-- BEGIN --

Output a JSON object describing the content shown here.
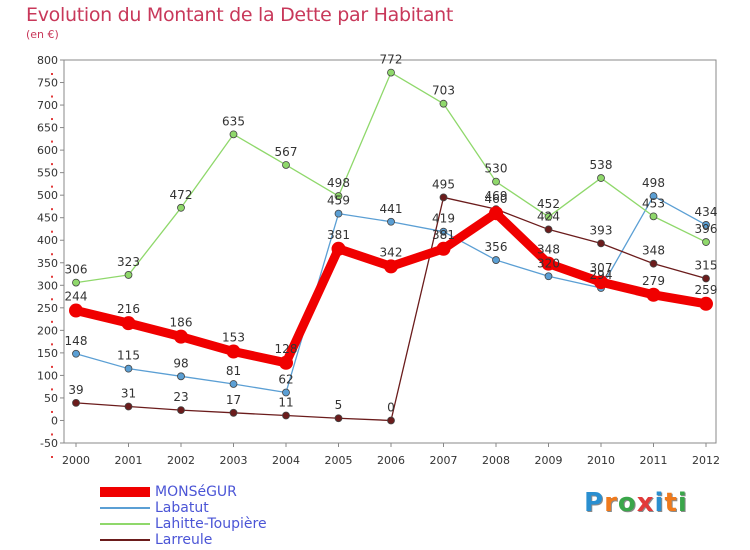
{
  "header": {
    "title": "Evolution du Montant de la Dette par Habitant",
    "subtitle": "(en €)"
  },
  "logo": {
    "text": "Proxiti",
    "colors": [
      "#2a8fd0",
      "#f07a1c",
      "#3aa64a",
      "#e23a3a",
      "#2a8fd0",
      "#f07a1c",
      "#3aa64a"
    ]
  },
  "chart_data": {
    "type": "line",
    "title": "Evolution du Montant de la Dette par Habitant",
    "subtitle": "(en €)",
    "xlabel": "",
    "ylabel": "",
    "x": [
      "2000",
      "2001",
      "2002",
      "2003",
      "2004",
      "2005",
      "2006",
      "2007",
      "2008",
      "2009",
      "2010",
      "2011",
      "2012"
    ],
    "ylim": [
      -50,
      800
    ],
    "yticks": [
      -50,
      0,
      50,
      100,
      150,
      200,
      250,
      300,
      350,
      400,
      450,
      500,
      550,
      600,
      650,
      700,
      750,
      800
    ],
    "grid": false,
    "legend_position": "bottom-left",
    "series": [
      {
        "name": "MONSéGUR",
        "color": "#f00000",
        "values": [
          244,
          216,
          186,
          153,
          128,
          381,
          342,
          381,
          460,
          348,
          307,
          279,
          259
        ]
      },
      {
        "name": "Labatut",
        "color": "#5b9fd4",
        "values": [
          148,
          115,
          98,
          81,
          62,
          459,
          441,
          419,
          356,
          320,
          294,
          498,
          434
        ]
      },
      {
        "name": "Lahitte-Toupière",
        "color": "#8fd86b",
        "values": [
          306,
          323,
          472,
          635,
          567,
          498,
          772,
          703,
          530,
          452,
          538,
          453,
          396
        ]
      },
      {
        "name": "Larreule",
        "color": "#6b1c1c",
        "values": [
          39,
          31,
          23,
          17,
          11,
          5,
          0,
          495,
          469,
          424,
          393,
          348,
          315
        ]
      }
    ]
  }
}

-- END --

Exercise objective →
For this exercise, gather every line of the data that contains the word "name".

In response →
        "name": "MONSéGUR",
        "name": "Labatut",
        "name": "Lahitte-Toupière",
        "name": "Larreule",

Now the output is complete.